Tasks to carry out:
[A] In the forum thread on app stores, which two stores does WorknMan say fought over which one should update an app on Android?
[B] Copy the part of the forum thread on app stores that runs from "There's no arguing" up to and including "RE[6]: I don't think ...".
-- Extract to read follows --
Well of course if being gatekeepers of an app store would make them more money, that's what they'd want to do. They ARE a business, after all. And before they can officially ditch the desktop and make Metro the new thing, they first have to make Metro not suck. And we're at LEAST 10 years away from that happening ;)

Reply Parent Score: 2

RE[5]: I don't think ...
by Alfman on Fri 19th Oct 2012 13:33 in reply to "RE[4]: I don't think ..."
Alfman Member since:
2011-01-28

WorknMan,

"Well of course if being gatekeepers of an app store would make them more money, that's what they'd want to do. They ARE a business, after all."

There's no arguing that they want to do it, but I'm extremely worried about actively banning competing software distribution channels and consumers loosing access to software-only vendors who have no choice but to submit to microsoft's gatekeepers in order to reach them. I guess since we already agree here, the debate becomes whether we believe government should step in and declare that all app stores must permit competing app stores. I think it would be in the public's interest.

Reply Parent Score: 2

RE[6]: I don't think ...
by WorknMan on Fri 19th Oct 2012 18:37 in reply to "RE[5]: I don't think ..."
WorknMan Member since:
2005-11-13

I guess since we already agree here, the debate becomes whether we believe government should step in and declare that all app stores must permit competing app stores.


Oh HELL NO!! We are NEVER going to agree on that. Repeal the DMCA and get the government as FAR AWAY from tech as humanly possible. Not only is the idea of competing app stores impractical, but it can also be a pain in the ass for users. I've heard of horror stories on Android where the Google Play store and the Amazon app store were duking it out as to which one should be updating a certain app, when a user (either accidentally or on purpose) installs the same app from both stores. As an OS vendor, why should I have to support somebody else's app store?

You might see MS (and other companies') desire to rule the ecosystem as inherently evil and a power move to take over the world, but I see it as a business decision that also has practical benefits for them (such as added security). If the majority of consumers desire a walled garden, than it shall come to pass. If people want an alternative that is open, I think such an alternative will always exist. Unless these companies buy laws to outlaw anything that isn't locked down. Which is exactly why I say keep the government OUT of the tech.
-- Extract to read concluded --
-- Given entries follows --
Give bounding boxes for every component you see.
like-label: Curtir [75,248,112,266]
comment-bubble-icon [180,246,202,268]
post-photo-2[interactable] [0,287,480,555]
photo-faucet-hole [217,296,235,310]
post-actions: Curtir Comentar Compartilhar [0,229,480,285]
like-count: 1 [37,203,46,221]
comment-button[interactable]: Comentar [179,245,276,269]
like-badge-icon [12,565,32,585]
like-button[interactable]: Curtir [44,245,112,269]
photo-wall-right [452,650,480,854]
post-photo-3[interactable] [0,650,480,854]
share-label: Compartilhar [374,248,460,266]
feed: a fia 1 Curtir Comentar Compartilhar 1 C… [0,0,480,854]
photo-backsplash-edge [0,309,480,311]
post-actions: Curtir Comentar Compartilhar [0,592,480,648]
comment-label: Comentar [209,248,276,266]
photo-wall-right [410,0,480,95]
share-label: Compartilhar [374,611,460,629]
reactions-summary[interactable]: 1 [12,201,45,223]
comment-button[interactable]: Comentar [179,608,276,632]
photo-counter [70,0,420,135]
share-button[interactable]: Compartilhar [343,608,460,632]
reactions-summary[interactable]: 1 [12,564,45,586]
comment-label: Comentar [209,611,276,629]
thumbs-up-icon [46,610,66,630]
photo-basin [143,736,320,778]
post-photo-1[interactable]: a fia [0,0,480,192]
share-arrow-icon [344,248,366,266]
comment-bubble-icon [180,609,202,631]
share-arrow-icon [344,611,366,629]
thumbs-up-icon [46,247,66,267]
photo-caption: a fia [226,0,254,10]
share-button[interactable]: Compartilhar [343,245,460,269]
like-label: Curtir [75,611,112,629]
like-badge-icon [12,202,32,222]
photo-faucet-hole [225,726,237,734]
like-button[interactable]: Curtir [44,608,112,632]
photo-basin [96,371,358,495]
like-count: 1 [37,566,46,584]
-- Given entries concluded --
Exercise answers:
[A] The Google Play store and the Amazon app store.

[B]
There's no arguing that they want to do it, but I'm extremely worried about actively banning competing software distribution channels and consumers loosing access to software-only vendors who have no choice but to submit to microsoft's gatekeepers in order to reach them. I guess since we already agree here, the debate becomes whether we believe government should step in and declare that all app stores must permit competing app stores. I think it would be in the public's interest.

Reply Parent Score: 2

RE[6]: I don't think ...